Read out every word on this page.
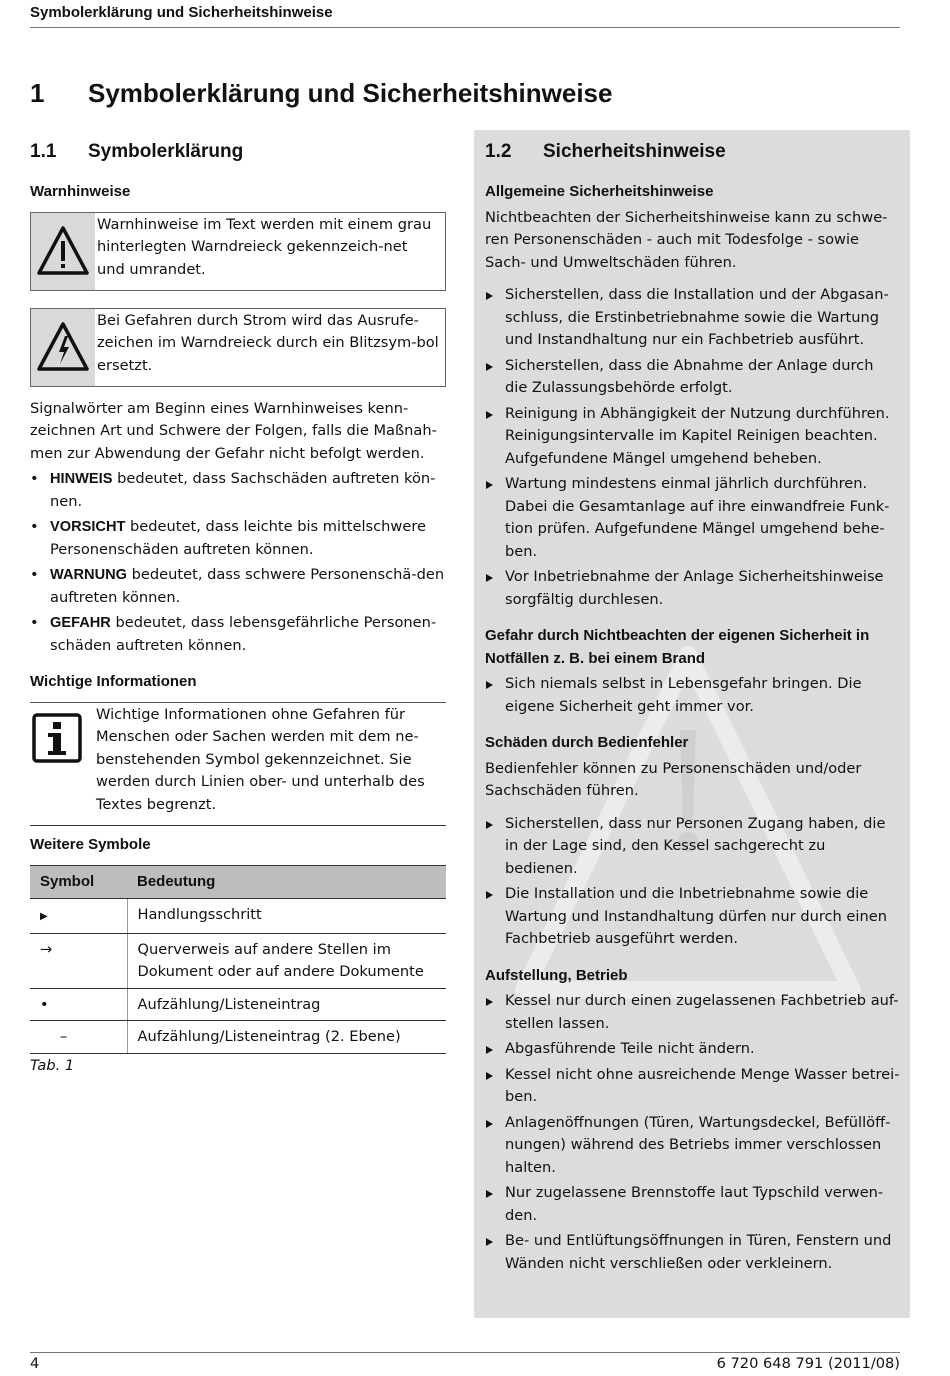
Symbolerklärung und Sicherheitshinweise
1 Symbolerklärung und Sicherheitshinweise
1.1 Symbolerklärung
Warnhinweise
Warnhinweise im Text werden mit einem grau hinterlegten Warndreieck gekennzeich-net und umrandet.
Bei Gefahren durch Strom wird das Ausrufe-zeichen im Warndreieck durch ein Blitzsym-bol ersetzt.

Signalwörter am Beginn eines Warnhinweises kenn-zeichnen Art und Schwere der Folgen, falls die Maßnah-men zur Abwendung der Gefahr nicht befolgt werden.

• HINWEIS bedeutet, dass Sachschäden auftreten kön-nen.
• VORSICHT bedeutet, dass leichte bis mittelschwere Personenschäden auftreten können.
• WARNUNG bedeutet, dass schwere Personenschä-den auftreten können.
• GEFAHR bedeutet, dass lebensgefährliche Personen-schäden auftreten können.
Wichtige Informationen
Wichtige Informationen ohne Gefahren für Menschen oder Sachen werden mit dem ne-benstehenden Symbol gekennzeichnet. Sie werden durch Linien ober- und unterhalb des Textes begrenzt.
Weitere Symbole
Symbol	Bedeutung
▶	Handlungsschritt
→	Querverweis auf andere Stellen im Dokument oder auf andere Dokumente
•	Aufzählung/Listeneintrag
–	Aufzählung/Listeneintrag (2. Ebene)
Tab. 1
1.2 Sicherheitshinweise
Allgemeine Sicherheitshinweise

Nichtbeachten der Sicherheitshinweise kann zu schwe-ren Personenschäden - auch mit Todesfolge - sowie Sach- und Umweltschäden führen.

Sicherstellen, dass die Installation und der Abgasan-schluss, die Erstinbetriebnahme sowie die Wartung und Instandhaltung nur ein Fachbetrieb ausführt.
Sicherstellen, dass die Abnahme der Anlage durch die Zulassungsbehörde erfolgt.
Reinigung in Abhängigkeit der Nutzung durchführen. Reinigungsintervalle im Kapitel Reinigen beachten. Aufgefundene Mängel umgehend beheben.
Wartung mindestens einmal jährlich durchführen. Dabei die Gesamtanlage auf ihre einwandfreie Funk-tion prüfen. Aufgefundene Mängel umgehend behe-ben.
Vor Inbetriebnahme der Anlage Sicherheitshinweise sorgfältig durchlesen.
Gefahr durch Nichtbeachten der eigenen Sicherheit in Notfällen z. B. bei einem Brand
Sich niemals selbst in Lebensgefahr bringen. Die eigene Sicherheit geht immer vor.
Schäden durch Bedienfehler

Bedienfehler können zu Personenschäden und/oder Sachschäden führen.

Sicherstellen, dass nur Personen Zugang haben, die in der Lage sind, den Kessel sachgerecht zu bedienen.
Die Installation und die Inbetriebnahme sowie die Wartung und Instandhaltung dürfen nur durch einen Fachbetrieb ausgeführt werden.
Aufstellung, Betrieb
Kessel nur durch einen zugelassenen Fachbetrieb auf-stellen lassen.
Abgasführende Teile nicht ändern.
Kessel nicht ohne ausreichende Menge Wasser betrei-ben.
Anlagenöffnungen (Türen, Wartungsdeckel, Befüllöff-nungen) während des Betriebs immer verschlossen halten.
Nur zugelassene Brennstoffe laut Typschild verwen-den.
Be- und Entlüftungsöffnungen in Türen, Fenstern und Wänden nicht verschließen oder verkleinern.
4	6 720 648 791 (2011/08)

________________________________________

> _Written instruction_
Report all lines of the material that contain the word "Aufzählung".

> _Result of this exercise_
•	Aufzählung/Listeneintrag
–	Aufzählung/Listeneintrag (2. Ebene)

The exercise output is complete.